Reproduce each line that includes the word "meta".

Extracted data entries
____

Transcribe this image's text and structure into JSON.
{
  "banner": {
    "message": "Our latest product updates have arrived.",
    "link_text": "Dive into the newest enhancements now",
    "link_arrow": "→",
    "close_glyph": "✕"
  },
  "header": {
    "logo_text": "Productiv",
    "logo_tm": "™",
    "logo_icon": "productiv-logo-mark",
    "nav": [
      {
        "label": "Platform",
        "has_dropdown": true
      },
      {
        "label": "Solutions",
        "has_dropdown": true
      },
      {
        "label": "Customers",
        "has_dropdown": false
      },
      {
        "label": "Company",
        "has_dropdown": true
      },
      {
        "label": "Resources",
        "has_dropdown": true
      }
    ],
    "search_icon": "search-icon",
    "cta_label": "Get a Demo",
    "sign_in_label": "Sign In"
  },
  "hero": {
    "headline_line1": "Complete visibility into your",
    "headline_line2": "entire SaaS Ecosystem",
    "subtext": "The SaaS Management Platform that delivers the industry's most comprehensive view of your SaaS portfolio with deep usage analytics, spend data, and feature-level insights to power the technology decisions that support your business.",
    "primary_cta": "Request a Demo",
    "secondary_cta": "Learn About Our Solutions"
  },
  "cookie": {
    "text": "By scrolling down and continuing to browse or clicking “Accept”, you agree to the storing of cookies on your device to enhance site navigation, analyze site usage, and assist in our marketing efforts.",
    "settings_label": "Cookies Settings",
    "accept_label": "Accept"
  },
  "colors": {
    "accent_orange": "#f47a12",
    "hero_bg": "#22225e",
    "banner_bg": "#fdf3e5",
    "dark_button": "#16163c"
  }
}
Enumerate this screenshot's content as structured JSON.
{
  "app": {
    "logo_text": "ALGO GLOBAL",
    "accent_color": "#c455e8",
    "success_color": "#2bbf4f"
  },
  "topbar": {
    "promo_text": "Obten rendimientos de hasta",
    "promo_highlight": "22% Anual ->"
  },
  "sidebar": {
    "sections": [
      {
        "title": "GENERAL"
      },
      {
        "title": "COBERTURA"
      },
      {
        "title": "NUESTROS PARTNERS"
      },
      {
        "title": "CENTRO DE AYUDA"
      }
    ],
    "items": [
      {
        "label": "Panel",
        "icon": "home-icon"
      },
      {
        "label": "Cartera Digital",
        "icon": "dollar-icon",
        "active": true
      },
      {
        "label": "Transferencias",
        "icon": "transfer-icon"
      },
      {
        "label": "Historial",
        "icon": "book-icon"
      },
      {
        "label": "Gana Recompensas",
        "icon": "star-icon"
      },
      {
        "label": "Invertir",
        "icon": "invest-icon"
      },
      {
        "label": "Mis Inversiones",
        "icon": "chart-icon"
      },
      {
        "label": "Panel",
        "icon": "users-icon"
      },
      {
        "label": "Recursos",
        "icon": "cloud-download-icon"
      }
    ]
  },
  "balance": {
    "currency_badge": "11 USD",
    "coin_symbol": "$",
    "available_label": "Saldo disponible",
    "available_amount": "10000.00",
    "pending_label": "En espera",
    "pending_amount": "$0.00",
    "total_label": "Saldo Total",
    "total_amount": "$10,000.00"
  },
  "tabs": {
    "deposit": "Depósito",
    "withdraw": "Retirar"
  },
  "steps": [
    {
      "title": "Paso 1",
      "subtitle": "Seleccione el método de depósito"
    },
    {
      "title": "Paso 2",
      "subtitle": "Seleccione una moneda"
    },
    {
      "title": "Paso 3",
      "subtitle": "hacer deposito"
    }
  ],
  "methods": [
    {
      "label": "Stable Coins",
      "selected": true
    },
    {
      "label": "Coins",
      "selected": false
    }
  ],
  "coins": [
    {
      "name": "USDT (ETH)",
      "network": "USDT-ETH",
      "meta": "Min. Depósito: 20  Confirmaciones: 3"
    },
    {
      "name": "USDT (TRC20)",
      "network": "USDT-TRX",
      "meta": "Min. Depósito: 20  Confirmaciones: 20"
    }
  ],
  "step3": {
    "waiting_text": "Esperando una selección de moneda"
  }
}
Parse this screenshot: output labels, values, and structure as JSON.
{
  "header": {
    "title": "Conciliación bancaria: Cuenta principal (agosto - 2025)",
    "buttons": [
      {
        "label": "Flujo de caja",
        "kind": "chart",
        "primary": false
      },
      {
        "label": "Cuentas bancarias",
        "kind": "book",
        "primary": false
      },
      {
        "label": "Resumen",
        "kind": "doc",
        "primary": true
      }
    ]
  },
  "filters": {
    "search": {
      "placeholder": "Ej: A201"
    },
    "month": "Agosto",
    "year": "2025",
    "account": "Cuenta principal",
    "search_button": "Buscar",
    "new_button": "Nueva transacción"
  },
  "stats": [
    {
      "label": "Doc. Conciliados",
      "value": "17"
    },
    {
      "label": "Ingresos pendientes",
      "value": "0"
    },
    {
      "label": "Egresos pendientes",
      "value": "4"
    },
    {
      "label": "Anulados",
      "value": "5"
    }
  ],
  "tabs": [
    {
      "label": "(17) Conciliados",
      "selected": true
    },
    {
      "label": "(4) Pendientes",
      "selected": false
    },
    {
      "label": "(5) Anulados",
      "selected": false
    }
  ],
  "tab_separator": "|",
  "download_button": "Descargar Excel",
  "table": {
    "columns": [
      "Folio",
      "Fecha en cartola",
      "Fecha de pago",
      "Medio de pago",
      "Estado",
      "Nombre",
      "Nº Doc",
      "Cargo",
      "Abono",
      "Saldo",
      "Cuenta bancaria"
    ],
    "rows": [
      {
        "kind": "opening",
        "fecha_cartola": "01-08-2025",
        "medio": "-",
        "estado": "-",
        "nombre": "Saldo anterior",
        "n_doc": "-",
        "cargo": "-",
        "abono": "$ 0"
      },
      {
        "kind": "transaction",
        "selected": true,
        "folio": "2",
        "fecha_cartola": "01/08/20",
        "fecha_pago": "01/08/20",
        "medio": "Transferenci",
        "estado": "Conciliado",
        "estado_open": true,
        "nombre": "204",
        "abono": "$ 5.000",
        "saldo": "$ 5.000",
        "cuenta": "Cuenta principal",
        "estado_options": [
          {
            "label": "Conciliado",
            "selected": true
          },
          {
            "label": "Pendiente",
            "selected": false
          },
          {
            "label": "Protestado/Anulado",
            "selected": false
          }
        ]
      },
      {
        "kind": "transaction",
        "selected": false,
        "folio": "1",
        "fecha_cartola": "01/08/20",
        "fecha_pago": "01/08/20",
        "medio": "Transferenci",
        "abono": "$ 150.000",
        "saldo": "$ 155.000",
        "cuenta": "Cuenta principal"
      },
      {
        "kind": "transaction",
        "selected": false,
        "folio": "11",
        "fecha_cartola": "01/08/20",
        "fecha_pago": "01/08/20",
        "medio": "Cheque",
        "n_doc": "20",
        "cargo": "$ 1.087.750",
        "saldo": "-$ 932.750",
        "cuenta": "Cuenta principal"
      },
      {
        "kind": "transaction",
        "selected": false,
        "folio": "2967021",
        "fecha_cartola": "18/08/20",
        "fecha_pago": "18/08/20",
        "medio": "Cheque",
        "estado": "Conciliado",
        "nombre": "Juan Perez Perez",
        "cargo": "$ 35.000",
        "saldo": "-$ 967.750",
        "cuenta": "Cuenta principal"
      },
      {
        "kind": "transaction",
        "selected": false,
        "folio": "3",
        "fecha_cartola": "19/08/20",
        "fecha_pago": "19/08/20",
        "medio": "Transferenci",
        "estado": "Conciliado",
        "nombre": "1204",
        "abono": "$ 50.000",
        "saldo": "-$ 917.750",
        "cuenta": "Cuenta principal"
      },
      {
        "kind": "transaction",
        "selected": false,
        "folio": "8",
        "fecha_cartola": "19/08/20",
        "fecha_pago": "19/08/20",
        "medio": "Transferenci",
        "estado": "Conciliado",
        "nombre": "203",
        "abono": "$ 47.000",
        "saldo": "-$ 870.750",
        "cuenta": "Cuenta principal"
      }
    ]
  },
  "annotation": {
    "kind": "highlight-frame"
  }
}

____

# Task output
      "meta": "Min. Depósito: 20  Confirmaciones: 3"
      "meta": "Min. Depósito: 20  Confirmaciones: 20"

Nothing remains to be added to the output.